- **PROBLEM TO SOLVE**: How many lines in the records below hold the string "Septenary"? Please answer with the number and nothing more.

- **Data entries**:
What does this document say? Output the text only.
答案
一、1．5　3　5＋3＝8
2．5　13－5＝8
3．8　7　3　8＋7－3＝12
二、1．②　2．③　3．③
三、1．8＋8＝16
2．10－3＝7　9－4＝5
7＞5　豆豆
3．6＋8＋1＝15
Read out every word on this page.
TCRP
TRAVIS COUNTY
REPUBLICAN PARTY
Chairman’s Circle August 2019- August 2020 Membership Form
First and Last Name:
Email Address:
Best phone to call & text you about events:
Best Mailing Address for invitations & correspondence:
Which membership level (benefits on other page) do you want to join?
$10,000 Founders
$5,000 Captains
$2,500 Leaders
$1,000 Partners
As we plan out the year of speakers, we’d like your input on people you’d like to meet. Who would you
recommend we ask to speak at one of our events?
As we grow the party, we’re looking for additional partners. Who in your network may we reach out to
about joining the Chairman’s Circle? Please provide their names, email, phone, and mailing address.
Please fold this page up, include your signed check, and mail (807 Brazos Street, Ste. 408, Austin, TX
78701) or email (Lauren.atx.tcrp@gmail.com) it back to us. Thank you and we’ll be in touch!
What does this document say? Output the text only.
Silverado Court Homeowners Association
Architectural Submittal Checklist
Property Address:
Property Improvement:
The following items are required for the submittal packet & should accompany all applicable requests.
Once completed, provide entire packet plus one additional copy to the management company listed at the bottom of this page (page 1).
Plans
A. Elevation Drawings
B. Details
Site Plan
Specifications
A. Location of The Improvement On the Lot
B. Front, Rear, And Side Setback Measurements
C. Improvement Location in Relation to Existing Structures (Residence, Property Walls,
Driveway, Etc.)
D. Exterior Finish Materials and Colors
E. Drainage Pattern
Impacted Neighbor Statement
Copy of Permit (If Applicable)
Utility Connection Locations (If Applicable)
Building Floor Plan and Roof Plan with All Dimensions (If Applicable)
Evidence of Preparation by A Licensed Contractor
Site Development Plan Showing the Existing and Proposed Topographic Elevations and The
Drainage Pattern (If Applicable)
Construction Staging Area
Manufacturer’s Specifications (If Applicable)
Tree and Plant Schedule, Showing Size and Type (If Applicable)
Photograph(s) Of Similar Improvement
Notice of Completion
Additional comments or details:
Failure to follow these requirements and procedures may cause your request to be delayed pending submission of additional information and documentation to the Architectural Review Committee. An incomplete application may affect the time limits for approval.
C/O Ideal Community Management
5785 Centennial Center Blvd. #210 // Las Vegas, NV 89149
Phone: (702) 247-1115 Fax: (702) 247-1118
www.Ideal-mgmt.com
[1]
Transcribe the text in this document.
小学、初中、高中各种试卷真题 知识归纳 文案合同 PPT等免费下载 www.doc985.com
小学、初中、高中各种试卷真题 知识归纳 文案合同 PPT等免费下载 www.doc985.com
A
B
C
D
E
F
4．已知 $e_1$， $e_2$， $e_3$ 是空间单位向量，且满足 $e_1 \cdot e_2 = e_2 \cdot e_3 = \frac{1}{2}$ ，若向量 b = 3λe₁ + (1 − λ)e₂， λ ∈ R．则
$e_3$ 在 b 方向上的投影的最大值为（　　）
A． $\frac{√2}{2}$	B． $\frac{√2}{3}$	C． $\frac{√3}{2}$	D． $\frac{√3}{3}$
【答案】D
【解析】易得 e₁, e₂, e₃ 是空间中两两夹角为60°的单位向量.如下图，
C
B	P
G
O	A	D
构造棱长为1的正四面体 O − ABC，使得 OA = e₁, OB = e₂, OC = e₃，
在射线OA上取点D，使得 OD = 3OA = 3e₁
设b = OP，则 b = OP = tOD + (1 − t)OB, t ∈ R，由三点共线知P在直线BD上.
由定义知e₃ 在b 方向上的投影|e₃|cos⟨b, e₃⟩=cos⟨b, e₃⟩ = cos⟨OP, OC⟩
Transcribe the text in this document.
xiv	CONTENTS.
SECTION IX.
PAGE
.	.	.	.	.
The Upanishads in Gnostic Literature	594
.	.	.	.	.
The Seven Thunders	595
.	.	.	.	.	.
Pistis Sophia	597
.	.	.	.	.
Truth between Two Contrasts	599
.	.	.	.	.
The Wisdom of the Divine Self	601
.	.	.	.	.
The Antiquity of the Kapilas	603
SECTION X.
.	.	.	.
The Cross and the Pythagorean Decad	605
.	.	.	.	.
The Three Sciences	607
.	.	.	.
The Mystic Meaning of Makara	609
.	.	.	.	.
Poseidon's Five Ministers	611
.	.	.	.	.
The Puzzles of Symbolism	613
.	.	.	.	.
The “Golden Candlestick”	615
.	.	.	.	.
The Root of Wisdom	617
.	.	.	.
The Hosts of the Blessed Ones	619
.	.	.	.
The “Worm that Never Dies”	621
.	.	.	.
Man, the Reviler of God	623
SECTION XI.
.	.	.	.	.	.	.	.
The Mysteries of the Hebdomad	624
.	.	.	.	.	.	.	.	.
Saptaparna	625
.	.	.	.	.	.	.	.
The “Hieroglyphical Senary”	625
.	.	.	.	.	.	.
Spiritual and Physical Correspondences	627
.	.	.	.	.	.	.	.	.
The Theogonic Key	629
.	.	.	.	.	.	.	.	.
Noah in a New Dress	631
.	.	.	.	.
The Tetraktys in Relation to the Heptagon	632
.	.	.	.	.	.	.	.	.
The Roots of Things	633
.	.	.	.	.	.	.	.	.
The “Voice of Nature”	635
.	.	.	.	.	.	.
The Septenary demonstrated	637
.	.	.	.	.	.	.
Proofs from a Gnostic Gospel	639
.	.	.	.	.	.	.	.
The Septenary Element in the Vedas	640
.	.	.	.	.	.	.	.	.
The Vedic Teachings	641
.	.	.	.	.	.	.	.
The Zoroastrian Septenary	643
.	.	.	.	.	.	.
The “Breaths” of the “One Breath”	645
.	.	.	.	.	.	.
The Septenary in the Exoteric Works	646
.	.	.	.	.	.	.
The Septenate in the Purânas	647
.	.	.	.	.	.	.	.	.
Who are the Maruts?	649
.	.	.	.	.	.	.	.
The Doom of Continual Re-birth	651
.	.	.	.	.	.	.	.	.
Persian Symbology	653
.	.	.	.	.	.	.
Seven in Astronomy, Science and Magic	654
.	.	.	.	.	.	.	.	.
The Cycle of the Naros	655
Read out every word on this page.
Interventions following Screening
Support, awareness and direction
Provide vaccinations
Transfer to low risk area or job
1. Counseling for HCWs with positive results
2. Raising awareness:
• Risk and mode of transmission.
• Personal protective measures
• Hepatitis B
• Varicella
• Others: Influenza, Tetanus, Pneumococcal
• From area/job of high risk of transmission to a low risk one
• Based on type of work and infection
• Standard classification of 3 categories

- **FINAL ANSWER**: 4